▶ [Dataset entries]
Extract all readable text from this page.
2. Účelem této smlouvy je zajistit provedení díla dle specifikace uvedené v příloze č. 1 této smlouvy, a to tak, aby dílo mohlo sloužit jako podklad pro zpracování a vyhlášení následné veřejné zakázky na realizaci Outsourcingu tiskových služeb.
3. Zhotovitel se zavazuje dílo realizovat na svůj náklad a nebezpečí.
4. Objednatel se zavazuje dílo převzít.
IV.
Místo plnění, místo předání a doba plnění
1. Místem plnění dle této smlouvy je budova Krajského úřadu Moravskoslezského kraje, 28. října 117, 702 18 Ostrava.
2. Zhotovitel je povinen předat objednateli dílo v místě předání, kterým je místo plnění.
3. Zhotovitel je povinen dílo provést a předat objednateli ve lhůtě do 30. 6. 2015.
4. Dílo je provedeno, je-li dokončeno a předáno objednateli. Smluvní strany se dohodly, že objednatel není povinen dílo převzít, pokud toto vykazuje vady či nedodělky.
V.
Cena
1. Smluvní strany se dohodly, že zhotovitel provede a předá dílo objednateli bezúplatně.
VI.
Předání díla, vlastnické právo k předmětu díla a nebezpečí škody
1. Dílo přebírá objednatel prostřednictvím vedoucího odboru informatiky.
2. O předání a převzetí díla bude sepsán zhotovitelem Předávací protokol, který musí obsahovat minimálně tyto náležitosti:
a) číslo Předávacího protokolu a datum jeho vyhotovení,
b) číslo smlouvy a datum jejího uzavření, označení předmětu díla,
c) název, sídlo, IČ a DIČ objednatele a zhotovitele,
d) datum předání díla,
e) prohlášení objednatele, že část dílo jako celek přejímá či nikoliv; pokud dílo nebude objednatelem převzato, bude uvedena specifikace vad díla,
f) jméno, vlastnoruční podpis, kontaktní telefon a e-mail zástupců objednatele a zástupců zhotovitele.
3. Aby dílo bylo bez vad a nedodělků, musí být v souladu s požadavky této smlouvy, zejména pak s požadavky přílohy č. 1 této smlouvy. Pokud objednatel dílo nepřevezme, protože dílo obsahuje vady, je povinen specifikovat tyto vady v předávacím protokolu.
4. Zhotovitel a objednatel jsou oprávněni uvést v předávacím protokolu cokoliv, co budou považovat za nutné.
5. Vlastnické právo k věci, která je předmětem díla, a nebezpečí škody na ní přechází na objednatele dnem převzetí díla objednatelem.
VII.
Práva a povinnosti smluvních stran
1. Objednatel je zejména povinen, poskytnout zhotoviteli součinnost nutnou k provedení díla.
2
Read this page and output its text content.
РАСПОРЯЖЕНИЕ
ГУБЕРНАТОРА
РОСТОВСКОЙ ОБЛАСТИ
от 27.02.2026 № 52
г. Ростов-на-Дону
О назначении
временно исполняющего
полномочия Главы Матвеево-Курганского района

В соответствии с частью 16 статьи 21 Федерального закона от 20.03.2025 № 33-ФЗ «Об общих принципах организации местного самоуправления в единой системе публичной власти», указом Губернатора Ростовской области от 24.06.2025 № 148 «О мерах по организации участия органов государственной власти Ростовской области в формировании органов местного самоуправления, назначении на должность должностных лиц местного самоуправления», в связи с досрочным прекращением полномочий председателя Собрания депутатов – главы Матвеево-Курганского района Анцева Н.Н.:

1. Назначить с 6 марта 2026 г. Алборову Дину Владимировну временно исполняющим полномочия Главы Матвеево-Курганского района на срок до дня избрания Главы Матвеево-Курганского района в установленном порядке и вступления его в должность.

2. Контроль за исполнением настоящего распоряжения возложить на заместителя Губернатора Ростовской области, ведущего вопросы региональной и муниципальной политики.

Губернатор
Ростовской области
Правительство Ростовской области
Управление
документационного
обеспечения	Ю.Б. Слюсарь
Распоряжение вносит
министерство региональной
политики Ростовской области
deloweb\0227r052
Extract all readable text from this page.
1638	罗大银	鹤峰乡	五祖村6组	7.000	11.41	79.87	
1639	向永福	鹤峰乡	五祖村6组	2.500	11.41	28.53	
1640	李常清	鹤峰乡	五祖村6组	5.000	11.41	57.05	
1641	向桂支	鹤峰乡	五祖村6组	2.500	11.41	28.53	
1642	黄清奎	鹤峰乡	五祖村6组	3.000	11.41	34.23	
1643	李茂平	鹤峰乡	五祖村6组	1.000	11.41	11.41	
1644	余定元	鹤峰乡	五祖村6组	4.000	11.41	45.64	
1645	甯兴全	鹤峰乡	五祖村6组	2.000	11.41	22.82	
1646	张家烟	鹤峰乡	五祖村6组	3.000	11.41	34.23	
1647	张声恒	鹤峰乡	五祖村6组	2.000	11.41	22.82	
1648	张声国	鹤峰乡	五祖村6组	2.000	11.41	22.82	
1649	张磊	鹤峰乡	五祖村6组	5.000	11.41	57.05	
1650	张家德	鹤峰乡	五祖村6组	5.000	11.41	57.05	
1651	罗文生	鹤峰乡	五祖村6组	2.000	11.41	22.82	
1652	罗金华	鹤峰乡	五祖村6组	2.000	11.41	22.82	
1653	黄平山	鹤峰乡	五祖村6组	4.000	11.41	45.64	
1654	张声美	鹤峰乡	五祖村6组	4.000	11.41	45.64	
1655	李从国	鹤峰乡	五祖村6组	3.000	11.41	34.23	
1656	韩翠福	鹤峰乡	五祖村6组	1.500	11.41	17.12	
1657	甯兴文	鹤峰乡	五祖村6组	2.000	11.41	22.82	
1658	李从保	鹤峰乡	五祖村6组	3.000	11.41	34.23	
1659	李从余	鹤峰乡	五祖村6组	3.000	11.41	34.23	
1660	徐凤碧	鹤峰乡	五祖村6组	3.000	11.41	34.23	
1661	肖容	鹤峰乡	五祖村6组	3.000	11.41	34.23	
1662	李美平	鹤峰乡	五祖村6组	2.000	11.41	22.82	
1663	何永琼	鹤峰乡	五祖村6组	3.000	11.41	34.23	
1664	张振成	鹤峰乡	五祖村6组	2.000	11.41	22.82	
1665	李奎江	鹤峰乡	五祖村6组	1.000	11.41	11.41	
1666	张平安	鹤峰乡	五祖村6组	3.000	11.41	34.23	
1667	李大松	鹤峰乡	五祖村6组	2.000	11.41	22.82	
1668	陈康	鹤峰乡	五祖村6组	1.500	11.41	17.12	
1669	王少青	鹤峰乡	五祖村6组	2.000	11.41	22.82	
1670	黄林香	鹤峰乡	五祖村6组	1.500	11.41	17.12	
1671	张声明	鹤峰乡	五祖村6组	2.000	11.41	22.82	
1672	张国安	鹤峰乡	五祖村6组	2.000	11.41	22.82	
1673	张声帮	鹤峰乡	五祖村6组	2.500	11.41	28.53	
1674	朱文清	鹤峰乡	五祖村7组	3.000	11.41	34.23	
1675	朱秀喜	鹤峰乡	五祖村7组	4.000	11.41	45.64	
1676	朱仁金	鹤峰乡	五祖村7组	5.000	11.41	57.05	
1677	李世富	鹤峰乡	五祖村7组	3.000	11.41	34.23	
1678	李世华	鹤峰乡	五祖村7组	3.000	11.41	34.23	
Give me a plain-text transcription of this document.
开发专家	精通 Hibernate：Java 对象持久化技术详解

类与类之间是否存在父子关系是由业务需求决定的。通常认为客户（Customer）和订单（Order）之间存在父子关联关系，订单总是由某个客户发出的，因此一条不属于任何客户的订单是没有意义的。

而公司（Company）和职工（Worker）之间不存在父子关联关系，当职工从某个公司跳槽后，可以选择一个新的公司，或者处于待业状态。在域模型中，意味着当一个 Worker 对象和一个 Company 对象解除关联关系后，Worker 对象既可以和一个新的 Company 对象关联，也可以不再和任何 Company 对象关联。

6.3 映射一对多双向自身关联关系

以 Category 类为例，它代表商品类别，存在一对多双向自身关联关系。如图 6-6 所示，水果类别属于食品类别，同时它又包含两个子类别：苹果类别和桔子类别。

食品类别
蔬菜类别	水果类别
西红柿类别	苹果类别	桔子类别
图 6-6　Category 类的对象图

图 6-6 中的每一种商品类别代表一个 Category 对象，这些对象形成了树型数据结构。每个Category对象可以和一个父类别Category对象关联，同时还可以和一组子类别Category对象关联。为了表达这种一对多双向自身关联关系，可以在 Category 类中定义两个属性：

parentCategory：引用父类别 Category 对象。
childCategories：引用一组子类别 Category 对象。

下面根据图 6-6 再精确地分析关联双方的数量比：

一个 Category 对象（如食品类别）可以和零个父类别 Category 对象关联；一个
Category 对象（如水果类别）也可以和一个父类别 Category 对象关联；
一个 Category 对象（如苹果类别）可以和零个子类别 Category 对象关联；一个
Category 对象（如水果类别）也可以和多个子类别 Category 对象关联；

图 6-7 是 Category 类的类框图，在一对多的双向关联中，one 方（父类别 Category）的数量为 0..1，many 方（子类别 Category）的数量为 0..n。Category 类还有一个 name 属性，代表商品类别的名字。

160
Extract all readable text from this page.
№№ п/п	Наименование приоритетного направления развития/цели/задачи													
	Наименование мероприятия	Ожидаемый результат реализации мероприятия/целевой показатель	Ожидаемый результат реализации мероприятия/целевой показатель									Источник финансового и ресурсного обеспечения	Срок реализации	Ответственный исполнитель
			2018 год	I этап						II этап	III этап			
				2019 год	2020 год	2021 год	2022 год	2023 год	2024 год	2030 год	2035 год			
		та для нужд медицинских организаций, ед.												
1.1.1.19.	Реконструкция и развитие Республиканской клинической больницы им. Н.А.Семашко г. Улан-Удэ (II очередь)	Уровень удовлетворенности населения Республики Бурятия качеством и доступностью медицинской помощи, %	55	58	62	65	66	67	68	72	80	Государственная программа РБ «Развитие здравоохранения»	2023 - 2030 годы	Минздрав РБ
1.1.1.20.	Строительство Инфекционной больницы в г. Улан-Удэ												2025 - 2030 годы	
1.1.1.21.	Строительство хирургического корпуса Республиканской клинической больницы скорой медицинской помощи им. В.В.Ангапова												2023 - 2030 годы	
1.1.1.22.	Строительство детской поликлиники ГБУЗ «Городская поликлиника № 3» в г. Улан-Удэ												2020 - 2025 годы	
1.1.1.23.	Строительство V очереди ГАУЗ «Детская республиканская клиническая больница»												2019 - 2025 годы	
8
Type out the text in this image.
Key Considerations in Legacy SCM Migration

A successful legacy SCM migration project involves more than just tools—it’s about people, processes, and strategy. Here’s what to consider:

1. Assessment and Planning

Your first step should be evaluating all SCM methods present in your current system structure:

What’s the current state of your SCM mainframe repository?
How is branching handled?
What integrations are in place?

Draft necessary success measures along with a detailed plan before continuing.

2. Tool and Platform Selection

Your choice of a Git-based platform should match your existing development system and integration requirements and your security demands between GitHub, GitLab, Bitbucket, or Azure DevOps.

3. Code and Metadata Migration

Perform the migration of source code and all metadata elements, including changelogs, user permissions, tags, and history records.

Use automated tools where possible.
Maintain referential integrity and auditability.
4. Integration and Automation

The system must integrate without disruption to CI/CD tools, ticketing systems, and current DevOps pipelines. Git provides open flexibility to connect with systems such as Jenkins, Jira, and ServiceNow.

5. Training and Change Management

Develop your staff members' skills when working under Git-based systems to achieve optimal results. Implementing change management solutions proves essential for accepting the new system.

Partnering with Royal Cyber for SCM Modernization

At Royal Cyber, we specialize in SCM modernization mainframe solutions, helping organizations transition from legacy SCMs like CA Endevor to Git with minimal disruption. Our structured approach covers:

▶ [Brief] Check the data for the word "bude" and pull out the lines that have it.

▶ [Worked solution]
2. O předání a převzetí díla bude sepsán zhotovitelem Předávací protokol, který musí obsahovat minimálně tyto náležitosti:
e) prohlášení objednatele, že část dílo jako celek přejímá či nikoliv; pokud dílo nebude objednatelem převzato, bude uvedena specifikace vad díla,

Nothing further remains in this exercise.